Aim: Which lines hold the word "письменной"? Copy each of them.

Data entries:
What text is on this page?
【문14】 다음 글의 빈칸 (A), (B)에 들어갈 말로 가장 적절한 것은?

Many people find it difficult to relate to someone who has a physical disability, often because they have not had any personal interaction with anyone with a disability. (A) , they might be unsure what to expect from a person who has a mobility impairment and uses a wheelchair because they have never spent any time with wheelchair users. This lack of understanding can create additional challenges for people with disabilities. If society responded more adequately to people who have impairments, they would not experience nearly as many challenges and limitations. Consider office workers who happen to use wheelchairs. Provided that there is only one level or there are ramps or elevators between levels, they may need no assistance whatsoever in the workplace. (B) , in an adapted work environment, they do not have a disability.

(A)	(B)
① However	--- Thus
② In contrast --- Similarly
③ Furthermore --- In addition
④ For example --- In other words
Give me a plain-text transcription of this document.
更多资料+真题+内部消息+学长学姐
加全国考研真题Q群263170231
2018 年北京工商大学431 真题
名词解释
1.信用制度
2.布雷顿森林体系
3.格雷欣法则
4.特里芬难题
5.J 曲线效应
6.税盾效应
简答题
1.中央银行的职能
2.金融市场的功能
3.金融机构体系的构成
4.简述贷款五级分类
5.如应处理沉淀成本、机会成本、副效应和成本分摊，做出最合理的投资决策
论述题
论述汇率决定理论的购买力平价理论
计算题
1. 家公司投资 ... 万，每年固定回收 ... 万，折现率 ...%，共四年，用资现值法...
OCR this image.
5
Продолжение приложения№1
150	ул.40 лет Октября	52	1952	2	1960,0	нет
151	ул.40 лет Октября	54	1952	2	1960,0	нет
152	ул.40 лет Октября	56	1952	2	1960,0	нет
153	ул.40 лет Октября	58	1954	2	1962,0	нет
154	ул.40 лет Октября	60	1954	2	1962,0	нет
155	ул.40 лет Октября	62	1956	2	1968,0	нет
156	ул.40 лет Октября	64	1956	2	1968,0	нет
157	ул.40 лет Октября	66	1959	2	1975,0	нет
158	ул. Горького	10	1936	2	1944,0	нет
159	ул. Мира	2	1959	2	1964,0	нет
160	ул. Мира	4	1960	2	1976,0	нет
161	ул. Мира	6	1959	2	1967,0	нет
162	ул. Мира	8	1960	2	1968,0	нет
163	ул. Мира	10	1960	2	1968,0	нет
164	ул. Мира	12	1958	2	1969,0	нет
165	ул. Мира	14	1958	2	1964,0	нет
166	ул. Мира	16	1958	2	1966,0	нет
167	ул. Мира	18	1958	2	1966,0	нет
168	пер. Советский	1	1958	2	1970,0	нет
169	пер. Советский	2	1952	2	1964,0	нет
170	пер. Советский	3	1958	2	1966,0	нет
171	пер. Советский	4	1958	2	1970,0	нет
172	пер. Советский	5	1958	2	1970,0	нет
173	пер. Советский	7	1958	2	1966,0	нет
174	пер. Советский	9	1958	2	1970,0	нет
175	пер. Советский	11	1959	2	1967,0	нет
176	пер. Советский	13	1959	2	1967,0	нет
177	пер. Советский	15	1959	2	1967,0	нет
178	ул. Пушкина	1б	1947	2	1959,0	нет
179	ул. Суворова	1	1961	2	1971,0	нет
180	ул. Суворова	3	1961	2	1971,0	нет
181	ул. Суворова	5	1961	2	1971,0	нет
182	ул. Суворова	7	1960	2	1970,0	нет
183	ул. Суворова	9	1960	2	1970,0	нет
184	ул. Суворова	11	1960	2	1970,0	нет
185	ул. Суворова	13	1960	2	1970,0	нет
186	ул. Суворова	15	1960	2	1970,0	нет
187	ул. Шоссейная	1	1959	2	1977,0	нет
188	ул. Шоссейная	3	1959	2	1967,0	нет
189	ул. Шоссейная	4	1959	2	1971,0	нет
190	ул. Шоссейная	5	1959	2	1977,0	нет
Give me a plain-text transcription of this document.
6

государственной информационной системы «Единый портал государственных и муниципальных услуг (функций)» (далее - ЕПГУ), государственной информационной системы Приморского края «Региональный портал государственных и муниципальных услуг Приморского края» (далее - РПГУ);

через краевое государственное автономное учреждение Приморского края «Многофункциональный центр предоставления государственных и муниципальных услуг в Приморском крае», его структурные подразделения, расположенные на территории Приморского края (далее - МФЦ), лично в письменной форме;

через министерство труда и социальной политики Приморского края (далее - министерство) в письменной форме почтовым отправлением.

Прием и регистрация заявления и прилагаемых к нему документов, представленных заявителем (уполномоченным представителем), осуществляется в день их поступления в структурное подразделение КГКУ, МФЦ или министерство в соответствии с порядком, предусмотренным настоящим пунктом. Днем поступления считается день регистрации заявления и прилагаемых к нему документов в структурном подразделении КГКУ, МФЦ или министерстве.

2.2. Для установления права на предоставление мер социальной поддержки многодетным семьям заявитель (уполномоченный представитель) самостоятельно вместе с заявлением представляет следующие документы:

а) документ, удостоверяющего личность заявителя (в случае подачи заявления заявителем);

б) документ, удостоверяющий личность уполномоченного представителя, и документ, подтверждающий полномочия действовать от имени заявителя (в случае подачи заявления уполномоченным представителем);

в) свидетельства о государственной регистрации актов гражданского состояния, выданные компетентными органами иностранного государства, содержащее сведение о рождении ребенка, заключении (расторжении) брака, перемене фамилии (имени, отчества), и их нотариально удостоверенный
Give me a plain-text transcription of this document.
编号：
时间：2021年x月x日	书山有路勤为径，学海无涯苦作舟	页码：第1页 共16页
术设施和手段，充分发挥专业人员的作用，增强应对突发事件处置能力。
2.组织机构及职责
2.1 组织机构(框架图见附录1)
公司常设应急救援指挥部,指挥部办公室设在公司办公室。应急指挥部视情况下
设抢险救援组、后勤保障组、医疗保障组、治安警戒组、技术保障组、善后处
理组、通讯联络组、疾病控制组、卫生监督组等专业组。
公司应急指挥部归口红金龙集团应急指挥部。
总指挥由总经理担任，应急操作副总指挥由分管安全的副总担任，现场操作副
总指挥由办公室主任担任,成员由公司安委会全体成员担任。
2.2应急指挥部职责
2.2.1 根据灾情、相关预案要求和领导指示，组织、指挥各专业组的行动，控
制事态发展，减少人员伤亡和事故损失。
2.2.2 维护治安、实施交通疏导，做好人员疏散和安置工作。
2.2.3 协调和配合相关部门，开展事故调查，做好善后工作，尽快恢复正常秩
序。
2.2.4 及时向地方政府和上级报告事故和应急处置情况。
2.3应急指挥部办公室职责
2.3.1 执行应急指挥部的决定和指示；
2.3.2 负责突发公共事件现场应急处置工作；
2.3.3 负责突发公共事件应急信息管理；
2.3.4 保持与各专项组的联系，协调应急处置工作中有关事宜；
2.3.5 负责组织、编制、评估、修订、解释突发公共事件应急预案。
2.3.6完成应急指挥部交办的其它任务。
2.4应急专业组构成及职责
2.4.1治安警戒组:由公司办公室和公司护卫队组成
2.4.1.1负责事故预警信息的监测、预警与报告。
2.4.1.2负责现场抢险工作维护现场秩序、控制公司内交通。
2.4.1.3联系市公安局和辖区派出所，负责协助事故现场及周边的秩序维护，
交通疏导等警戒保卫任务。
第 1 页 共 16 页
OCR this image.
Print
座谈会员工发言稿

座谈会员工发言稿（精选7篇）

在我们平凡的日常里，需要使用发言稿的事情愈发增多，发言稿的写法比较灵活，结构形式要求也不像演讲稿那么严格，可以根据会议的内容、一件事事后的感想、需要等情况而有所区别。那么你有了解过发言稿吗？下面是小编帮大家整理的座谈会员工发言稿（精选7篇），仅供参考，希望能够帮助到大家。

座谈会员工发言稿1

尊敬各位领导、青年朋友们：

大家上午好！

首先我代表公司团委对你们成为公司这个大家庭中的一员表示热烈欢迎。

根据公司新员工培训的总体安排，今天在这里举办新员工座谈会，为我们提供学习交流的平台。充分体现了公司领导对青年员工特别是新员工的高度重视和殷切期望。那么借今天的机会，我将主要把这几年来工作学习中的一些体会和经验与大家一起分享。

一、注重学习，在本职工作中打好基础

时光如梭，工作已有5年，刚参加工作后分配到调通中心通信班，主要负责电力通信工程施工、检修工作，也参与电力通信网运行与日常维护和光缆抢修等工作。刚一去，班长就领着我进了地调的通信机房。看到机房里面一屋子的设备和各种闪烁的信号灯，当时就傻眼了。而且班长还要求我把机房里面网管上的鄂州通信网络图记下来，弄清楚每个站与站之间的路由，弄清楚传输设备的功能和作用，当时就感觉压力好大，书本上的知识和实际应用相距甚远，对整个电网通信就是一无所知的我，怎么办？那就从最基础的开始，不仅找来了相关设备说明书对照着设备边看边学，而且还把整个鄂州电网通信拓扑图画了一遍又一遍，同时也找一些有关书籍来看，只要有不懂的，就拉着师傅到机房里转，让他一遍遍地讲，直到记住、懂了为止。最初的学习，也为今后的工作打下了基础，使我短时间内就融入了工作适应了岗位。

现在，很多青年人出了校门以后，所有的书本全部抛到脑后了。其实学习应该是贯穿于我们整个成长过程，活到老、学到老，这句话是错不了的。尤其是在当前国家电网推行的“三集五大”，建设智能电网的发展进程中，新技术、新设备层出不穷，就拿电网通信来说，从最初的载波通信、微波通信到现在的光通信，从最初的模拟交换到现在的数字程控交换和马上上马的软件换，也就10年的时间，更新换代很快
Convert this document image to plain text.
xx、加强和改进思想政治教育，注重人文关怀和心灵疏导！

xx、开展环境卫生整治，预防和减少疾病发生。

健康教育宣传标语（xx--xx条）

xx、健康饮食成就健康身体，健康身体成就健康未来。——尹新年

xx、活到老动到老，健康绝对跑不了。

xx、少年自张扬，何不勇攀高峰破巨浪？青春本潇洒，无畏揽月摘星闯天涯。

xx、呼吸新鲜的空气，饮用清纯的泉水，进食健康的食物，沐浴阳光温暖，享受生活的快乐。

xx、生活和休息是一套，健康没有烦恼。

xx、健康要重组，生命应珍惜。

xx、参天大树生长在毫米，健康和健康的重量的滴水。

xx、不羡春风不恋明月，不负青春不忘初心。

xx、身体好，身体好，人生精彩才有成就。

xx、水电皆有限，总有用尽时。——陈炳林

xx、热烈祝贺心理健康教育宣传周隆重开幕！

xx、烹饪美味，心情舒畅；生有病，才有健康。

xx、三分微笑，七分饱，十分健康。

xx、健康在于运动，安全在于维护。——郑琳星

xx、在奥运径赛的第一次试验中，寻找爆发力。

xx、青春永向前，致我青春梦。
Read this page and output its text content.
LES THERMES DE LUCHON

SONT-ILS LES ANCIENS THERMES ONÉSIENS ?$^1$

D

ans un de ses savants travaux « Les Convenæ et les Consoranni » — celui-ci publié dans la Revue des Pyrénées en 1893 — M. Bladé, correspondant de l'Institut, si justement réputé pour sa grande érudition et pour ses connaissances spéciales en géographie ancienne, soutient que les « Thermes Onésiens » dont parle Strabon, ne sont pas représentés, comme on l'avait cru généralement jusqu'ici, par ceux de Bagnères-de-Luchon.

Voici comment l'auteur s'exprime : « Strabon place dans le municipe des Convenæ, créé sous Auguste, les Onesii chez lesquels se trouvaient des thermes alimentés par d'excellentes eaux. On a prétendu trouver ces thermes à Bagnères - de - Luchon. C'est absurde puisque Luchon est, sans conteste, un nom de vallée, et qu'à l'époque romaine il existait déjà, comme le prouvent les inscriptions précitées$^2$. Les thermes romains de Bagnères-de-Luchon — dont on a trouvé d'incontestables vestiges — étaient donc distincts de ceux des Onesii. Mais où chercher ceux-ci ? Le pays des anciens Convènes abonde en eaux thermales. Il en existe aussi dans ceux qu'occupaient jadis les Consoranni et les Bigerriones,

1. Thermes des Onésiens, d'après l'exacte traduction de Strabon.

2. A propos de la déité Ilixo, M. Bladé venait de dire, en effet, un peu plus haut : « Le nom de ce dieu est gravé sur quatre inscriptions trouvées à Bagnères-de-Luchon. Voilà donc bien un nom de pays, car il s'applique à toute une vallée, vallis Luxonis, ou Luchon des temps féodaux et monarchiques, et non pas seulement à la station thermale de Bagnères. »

Answer for the task:
через краевое государственное автономное учреждение Приморского края «Многофункциональный центр предоставления государственных и муниципальных услуг в Приморском крае», его структурные подразделения, расположенные на территории Приморского края (далее - МФЦ), лично в письменной форме;
через министерство труда и социальной политики Приморского края (далее - министерство) в письменной форме почтовым отправлением.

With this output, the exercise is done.